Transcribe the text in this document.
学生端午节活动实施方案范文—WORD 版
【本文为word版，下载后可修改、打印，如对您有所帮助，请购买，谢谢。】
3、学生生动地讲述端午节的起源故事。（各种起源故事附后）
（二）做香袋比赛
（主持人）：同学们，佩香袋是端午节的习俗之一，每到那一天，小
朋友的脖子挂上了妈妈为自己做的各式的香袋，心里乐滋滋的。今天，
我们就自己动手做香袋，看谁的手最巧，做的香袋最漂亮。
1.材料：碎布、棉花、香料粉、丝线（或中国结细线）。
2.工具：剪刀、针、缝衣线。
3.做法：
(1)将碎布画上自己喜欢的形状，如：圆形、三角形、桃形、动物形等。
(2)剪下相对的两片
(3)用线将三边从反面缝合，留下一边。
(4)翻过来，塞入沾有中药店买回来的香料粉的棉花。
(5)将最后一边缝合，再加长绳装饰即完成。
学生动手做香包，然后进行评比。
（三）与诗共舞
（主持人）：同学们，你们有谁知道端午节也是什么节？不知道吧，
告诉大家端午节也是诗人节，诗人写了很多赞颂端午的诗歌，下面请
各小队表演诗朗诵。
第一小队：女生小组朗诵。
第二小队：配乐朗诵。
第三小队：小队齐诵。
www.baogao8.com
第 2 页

+---+

** WORK TO DO **
Output every record above exactly as it appears.

** SOLUTION TO THIS TASK **
Transcribe the text in this document.
学生端午节活动实施方案范文—WORD 版
【本文为word版，下载后可修改、打印，如对您有所帮助，请购买，谢谢。】
3、学生生动地讲述端午节的起源故事。（各种起源故事附后）
（二）做香袋比赛
（主持人）：同学们，佩香袋是端午节的习俗之一，每到那一天，小
朋友的脖子挂上了妈妈为自己做的各式的香袋，心里乐滋滋的。今天，
我们就自己动手做香袋，看谁的手最巧，做的香袋最漂亮。
1.材料：碎布、棉花、香料粉、丝线（或中国结细线）。
2.工具：剪刀、针、缝衣线。
3.做法：
(1)将碎布画上自己喜欢的形状，如：圆形、三角形、桃形、动物形等。
(2)剪下相对的两片
(3)用线将三边从反面缝合，留下一边。
(4)翻过来，塞入沾有中药店买回来的香料粉的棉花。
(5)将最后一边缝合，再加长绳装饰即完成。
学生动手做香包，然后进行评比。
（三）与诗共舞
（主持人）：同学们，你们有谁知道端午节也是什么节？不知道吧，
告诉大家端午节也是诗人节，诗人写了很多赞颂端午的诗歌，下面请
各小队表演诗朗诵。
第一小队：女生小组朗诵。
第二小队：配乐朗诵。
第三小队：小队齐诵。
www.baogao8.com
第 2 页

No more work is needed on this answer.